» WHAT TO WORK ON: Below is a listing to write out in full, exactly as given, without its pictures.

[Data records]
»»
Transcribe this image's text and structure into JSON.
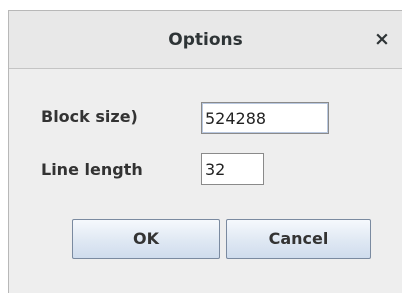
{
  "dialog": {
    "title": "Options",
    "close_glyph": "×"
  },
  "form": {
    "block_size": {
      "label": "Block size)",
      "value": "524288"
    },
    "line_length": {
      "label": "Line length",
      "value": "32"
    }
  },
  "buttons": {
    "ok_label": "OK",
    "cancel_label": "Cancel"
  },
  "icons": {
    "close": "close-icon"
  }
}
««
» TASK SOLUTION:
Transcribe this image's text and structure into JSON.
{
  "dialog": {
    "title": "Options",
    "close_glyph": "×"
  },
  "form": {
    "block_size": {
      "label": "Block size)",
      "value": "524288"
    },
    "line_length": {
      "label": "Line length",
      "value": "32"
    }
  },
  "buttons": {
    "ok_label": "OK",
    "cancel_label": "Cancel"
  },
  "icons": {
    "close": "close-icon"
  }
}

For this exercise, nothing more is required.